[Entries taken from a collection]
□ □ □ □ □
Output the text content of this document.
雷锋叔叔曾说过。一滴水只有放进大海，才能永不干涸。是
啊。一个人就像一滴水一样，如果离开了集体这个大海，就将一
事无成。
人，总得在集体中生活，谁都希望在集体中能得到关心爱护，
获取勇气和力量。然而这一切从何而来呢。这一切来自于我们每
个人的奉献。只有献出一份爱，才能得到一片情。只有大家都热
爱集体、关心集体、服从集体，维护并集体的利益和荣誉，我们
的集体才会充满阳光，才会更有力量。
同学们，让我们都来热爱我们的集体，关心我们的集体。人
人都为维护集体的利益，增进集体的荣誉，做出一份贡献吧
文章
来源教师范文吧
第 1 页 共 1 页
□ □ □ □ □
The exercise = Copy out all of the records shown above exactly.

Exercise output =
Output the text content of this document.
雷锋叔叔曾说过。一滴水只有放进大海，才能永不干涸。是
啊。一个人就像一滴水一样，如果离开了集体这个大海，就将一
事无成。
人，总得在集体中生活，谁都希望在集体中能得到关心爱护，
获取勇气和力量。然而这一切从何而来呢。这一切来自于我们每
个人的奉献。只有献出一份爱，才能得到一片情。只有大家都热
爱集体、关心集体、服从集体，维护并集体的利益和荣誉，我们
的集体才会充满阳光，才会更有力量。
同学们，让我们都来热爱我们的集体，关心我们的集体。人
人都为维护集体的利益，增进集体的荣誉，做出一份贡献吧
文章
来源教师范文吧
第 1 页 共 1 页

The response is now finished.